— begin Material supplied —

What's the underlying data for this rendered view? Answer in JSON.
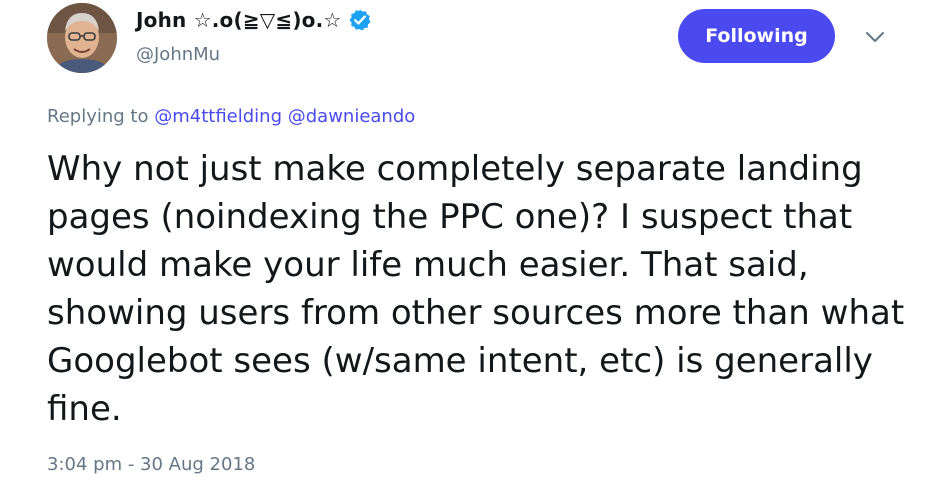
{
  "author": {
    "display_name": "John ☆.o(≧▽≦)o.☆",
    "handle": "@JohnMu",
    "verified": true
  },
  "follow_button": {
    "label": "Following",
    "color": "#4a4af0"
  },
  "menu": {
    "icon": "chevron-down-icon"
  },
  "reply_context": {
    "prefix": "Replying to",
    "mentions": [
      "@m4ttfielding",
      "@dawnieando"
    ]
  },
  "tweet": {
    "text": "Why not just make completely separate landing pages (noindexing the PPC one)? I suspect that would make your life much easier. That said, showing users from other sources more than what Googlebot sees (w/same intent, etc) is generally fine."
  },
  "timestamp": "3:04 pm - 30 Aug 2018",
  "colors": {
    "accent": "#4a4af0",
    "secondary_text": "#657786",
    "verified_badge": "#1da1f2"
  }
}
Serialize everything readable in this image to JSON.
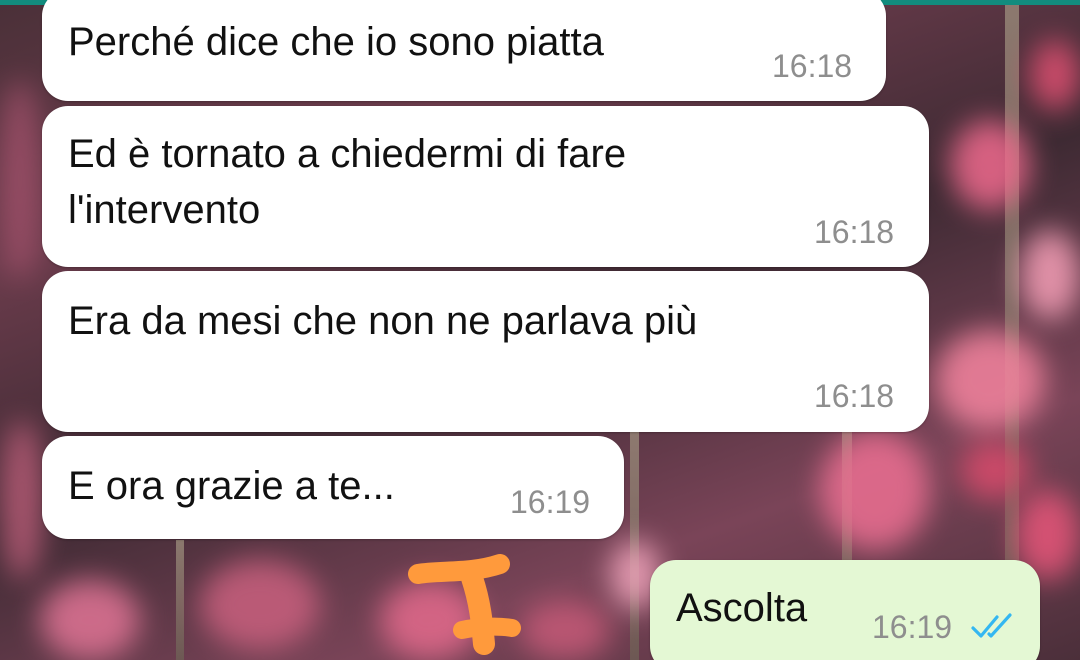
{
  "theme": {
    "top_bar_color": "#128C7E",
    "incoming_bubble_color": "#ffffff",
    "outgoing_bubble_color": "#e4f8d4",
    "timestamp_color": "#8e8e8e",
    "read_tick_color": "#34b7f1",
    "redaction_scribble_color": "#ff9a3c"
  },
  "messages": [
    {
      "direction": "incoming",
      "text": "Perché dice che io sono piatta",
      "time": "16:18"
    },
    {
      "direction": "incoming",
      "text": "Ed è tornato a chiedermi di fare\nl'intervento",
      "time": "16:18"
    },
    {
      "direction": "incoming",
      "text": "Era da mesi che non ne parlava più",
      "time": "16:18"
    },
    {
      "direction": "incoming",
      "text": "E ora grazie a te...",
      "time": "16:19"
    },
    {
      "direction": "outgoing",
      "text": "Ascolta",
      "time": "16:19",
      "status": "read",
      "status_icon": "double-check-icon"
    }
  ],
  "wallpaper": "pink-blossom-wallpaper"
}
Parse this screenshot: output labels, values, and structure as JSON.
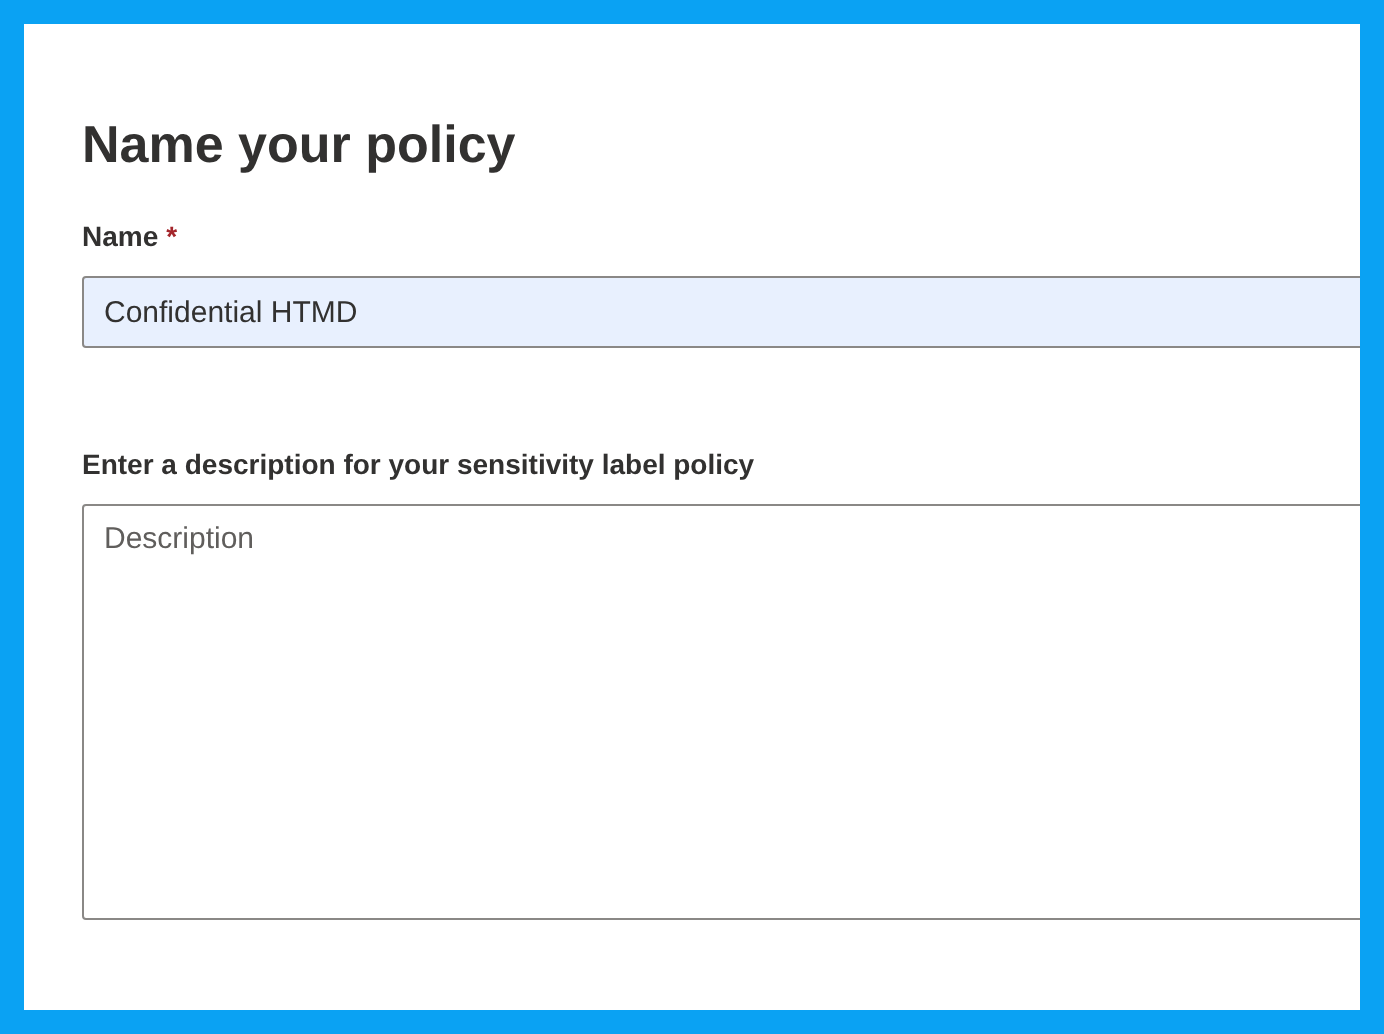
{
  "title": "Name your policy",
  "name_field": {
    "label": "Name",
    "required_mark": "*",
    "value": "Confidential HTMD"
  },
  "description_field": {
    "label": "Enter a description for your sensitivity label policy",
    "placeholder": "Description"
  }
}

— end Material supplied —

- [Requirement] Pictures appear in the records above. Output everything except them, exactly.

- [Final result]
What's the underlying data for this rendered view? Answer in JSON.
{
  "author": {
    "display_name": "John ☆.o(≧▽≦)o.☆",
    "handle": "@JohnMu",
    "verified": true
  },
  "follow_button": {
    "label": "Following",
    "color": "#4a4af0"
  },
  "menu": {
    "icon": "chevron-down-icon"
  },
  "reply_context": {
    "prefix": "Replying to",
    "mentions": [
      "@m4ttfielding",
      "@dawnieando"
    ]
  },
  "tweet": {
    "text": "Why not just make completely separate landing pages (noindexing the PPC one)? I suspect that would make your life much easier. That said, showing users from other sources more than what Googlebot sees (w/same intent, etc) is generally fine."
  },
  "timestamp": "3:04 pm - 30 Aug 2018",
  "colors": {
    "accent": "#4a4af0",
    "secondary_text": "#657786",
    "verified_badge": "#1da1f2"
  }
}
Serialize everything readable in this image to JSON.
{
  "theme": {
    "top_bar_color": "#128C7E",
    "incoming_bubble_color": "#ffffff",
    "outgoing_bubble_color": "#e4f8d4",
    "timestamp_color": "#8e8e8e",
    "read_tick_color": "#34b7f1",
    "redaction_scribble_color": "#ff9a3c"
  },
  "messages": [
    {
      "direction": "incoming",
      "text": "Perché dice che io sono piatta",
      "time": "16:18"
    },
    {
      "direction": "incoming",
      "text": "Ed è tornato a chiedermi di fare\nl'intervento",
      "time": "16:18"
    },
    {
      "direction": "incoming",
      "text": "Era da mesi che non ne parlava più",
      "time": "16:18"
    },
    {
      "direction": "incoming",
      "text": "E ora grazie a te...",
      "time": "16:19"
    },
    {
      "direction": "outgoing",
      "text": "Ascolta",
      "time": "16:19",
      "status": "read",
      "status_icon": "double-check-icon"
    }
  ],
  "wallpaper": "pink-blossom-wallpaper"
}
Parse this screenshot: output labels, values, and structure as JSON.
{
  "title": "Name your policy",
  "name_field": {
    "label": "Name",
    "required_mark": "*",
    "value": "Confidential HTMD"
  },
  "description_field": {
    "label": "Enter a description for your sensitivity label policy",
    "placeholder": "Description"
  }
}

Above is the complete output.